▶ [MATERIAL TO PROCESS]:
......

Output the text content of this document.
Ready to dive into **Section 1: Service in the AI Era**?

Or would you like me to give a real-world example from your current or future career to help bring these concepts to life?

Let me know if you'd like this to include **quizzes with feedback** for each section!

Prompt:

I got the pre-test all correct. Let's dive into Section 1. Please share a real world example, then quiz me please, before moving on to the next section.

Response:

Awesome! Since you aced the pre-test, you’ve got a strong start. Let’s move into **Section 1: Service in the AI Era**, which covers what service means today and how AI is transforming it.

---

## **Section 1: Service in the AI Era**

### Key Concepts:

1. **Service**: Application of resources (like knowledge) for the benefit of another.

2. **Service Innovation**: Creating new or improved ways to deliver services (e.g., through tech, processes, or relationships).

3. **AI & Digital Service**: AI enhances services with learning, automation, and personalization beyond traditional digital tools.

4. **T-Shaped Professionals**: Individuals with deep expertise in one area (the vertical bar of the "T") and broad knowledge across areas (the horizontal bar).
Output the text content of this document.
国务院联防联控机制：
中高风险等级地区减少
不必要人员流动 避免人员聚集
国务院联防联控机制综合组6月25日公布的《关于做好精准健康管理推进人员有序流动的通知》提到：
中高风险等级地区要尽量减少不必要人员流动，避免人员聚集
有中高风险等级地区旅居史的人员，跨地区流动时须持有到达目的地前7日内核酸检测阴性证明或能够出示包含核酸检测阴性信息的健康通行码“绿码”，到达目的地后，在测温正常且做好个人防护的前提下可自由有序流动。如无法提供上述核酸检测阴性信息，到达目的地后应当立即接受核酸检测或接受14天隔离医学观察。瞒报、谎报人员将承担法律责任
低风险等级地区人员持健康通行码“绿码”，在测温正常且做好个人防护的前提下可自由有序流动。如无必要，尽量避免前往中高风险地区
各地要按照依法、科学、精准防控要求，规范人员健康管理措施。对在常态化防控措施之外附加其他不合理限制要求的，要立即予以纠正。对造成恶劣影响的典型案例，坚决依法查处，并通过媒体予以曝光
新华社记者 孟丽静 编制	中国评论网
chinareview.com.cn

......

▶ [TASK INSTRUCTIONS]: Pick out the lines above containing the word "like", then copy them.

▶ [RESULT FOR THIS EXERCISE]:
Or would you like me to give a real-world example from your current or future career to help bring these concepts to life?
Let me know if you'd like this to include **quizzes with feedback** for each section!
1. **Service**: Application of resources (like knowledge) for the benefit of another.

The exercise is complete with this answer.